● Lines of data
****************
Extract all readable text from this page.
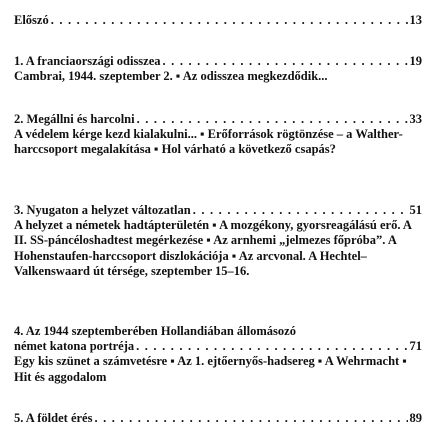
Előszó . . .	13
1. A franciaországi odisszea . . .	19
Cambrai, 1944. szeptember 2. ▪ Az odisszea megkezdődik...
2. Megállni és harcolni . . .	33
A védelem kérge kezd kialakulni... ▪ Erőforrások rögtönzése – a Walther-harccsoport megalakítása ▪ Hol várható a következő csapás?
3. Nyugaton a helyzet változatlan . . .	51
A helyzet a németek hadtápterületén ▪ A mozgékony, gyorsreagálású erő. A II. SS-páncéloshadtest megérkezése ▪ Az arnhemi „jelmezes főpróba”. A Hohenstaufen-harccsoport diszlokációja ▪ Az arcvonal. A Hechtel–Valkenswaard út térsége, szeptember 15–16.
4. Az 1944 szeptemberében Hollandiában állomásozó
német katona portréja . . .	71
Egy kis szünet a számvetésre ▪ Az 1. ejtőernyős-hadsereg ▪ A Wehrmacht ▪ Hit és aggodalom
5. A földet érés . . .	89
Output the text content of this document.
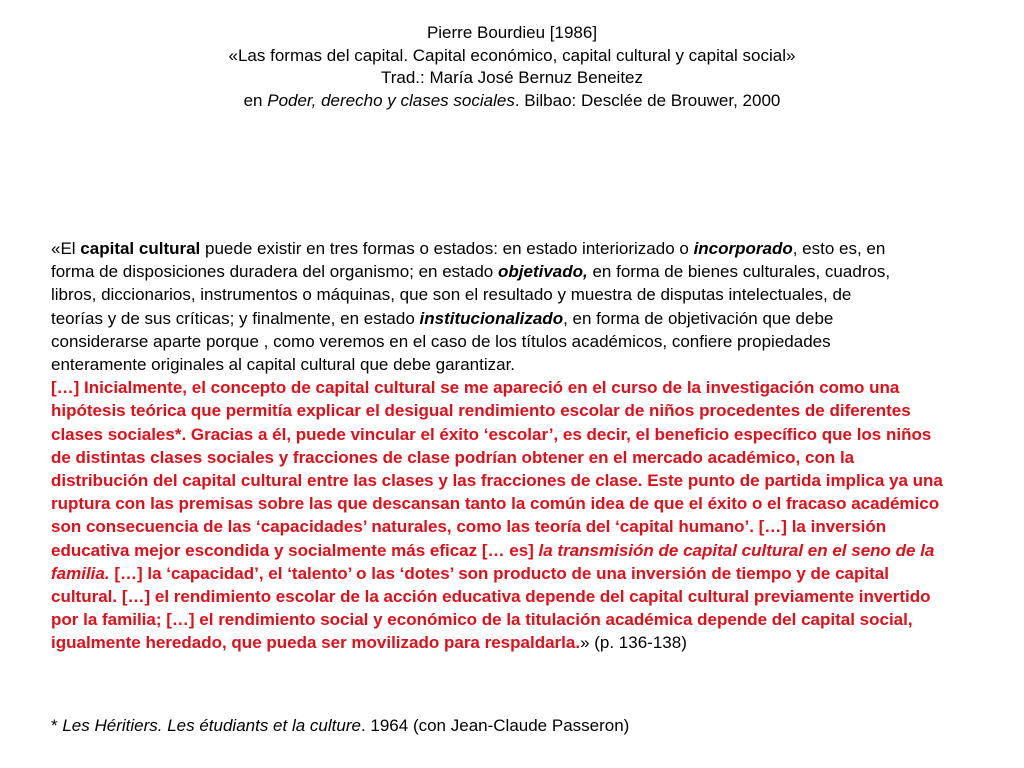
Pierre Bourdieu [1986]
«Las formas del capital. Capital económico, capital cultural y capital social»
Trad.: María José Bernuz Beneitez
en Poder, derecho y clases sociales. Bilbao: Desclée de Brouwer, 2000
«El capital cultural puede existir en tres formas o estados: en estado interiorizado o incorporado, esto es, en
forma de disposiciones duradera del organismo; en estado objetivado, en forma de bienes culturales, cuadros,
libros, diccionarios, instrumentos o máquinas, que son el resultado y muestra de disputas intelectuales, de
teorías y de sus críticas; y finalmente, en estado institucionalizado, en forma de objetivación que debe
considerarse aparte porque , como veremos en el caso de los títulos académicos, confiere propiedades
enteramente originales al capital cultural que debe garantizar.
[…] Inicialmente, el concepto de capital cultural se me apareció en el curso de la investigación como una
hipótesis teórica que permitía explicar el desigual rendimiento escolar de niños procedentes de diferentes
clases sociales*. Gracias a él, puede vincular el éxito ‘escolar’, es decir, el beneficio específico que los niños
de distintas clases sociales y fracciones de clase podrían obtener en el mercado académico, con la
distribución del capital cultural entre las clases y las fracciones de clase. Este punto de partida implica ya una
ruptura con las premisas sobre las que descansan tanto la común idea de que el éxito o el fracaso académico
son consecuencia de las ‘capacidades’ naturales, como las teoría del ‘capital humano’. […] la inversión
educativa mejor escondida y socialmente más eficaz [… es] la transmisión de capital cultural en el seno de la
familia. […] la ‘capacidad’, el ‘talento’ o las ‘dotes’ son producto de una inversión de tiempo y de capital
cultural. […] el rendimiento escolar de la acción educativa depende del capital cultural previamente invertido
por la familia; […] el rendimiento social y económico de la titulación académica depende del capital social,
igualmente heredado, que pueda ser movilizado para respaldarla.» (p. 136-138)
* Les Héritiers. Les étudiants et la culture. 1964 (con Jean-Claude Passeron)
****************
● WHAT IS BEING ASKED
All the lines above are to be reproduced exactly, except the pictures.

● EXERCISE RESULT
Extract all readable text from this page.
Előszó . . .	13
1. A franciaországi odisszea . . .	19
Cambrai, 1944. szeptember 2. ▪ Az odisszea megkezdődik...
2. Megállni és harcolni . . .	33
A védelem kérge kezd kialakulni... ▪ Erőforrások rögtönzése – a Walther-harccsoport megalakítása ▪ Hol várható a következő csapás?
3. Nyugaton a helyzet változatlan . . .	51
A helyzet a németek hadtápterületén ▪ A mozgékony, gyorsreagálású erő. A II. SS-páncéloshadtest megérkezése ▪ Az arnhemi „jelmezes főpróba”. A Hohenstaufen-harccsoport diszlokációja ▪ Az arcvonal. A Hechtel–Valkenswaard út térsége, szeptember 15–16.
4. Az 1944 szeptemberében Hollandiában állomásozó
német katona portréja . . .	71
Egy kis szünet a számvetésre ▪ Az 1. ejtőernyős-hadsereg ▪ A Wehrmacht ▪ Hit és aggodalom
5. A földet érés . . .	89
Output the text content of this document.
Pierre Bourdieu [1986]
«Las formas del capital. Capital económico, capital cultural y capital social»
Trad.: María José Bernuz Beneitez
en Poder, derecho y clases sociales. Bilbao: Desclée de Brouwer, 2000
«El capital cultural puede existir en tres formas o estados: en estado interiorizado o incorporado, esto es, en
forma de disposiciones duradera del organismo; en estado objetivado, en forma de bienes culturales, cuadros,
libros, diccionarios, instrumentos o máquinas, que son el resultado y muestra de disputas intelectuales, de
teorías y de sus críticas; y finalmente, en estado institucionalizado, en forma de objetivación que debe
considerarse aparte porque , como veremos en el caso de los títulos académicos, confiere propiedades
enteramente originales al capital cultural que debe garantizar.
[…] Inicialmente, el concepto de capital cultural se me apareció en el curso de la investigación como una
hipótesis teórica que permitía explicar el desigual rendimiento escolar de niños procedentes de diferentes
clases sociales*. Gracias a él, puede vincular el éxito ‘escolar’, es decir, el beneficio específico que los niños
de distintas clases sociales y fracciones de clase podrían obtener en el mercado académico, con la
distribución del capital cultural entre las clases y las fracciones de clase. Este punto de partida implica ya una
ruptura con las premisas sobre las que descansan tanto la común idea de que el éxito o el fracaso académico
son consecuencia de las ‘capacidades’ naturales, como las teoría del ‘capital humano’. […] la inversión
educativa mejor escondida y socialmente más eficaz [… es] la transmisión de capital cultural en el seno de la
familia. […] la ‘capacidad’, el ‘talento’ o las ‘dotes’ son producto de una inversión de tiempo y de capital
cultural. […] el rendimiento escolar de la acción educativa depende del capital cultural previamente invertido
por la familia; […] el rendimiento social y económico de la titulación académica depende del capital social,
igualmente heredado, que pueda ser movilizado para respaldarla.» (p. 136-138)
* Les Héritiers. Les étudiants et la culture. 1964 (con Jean-Claude Passeron)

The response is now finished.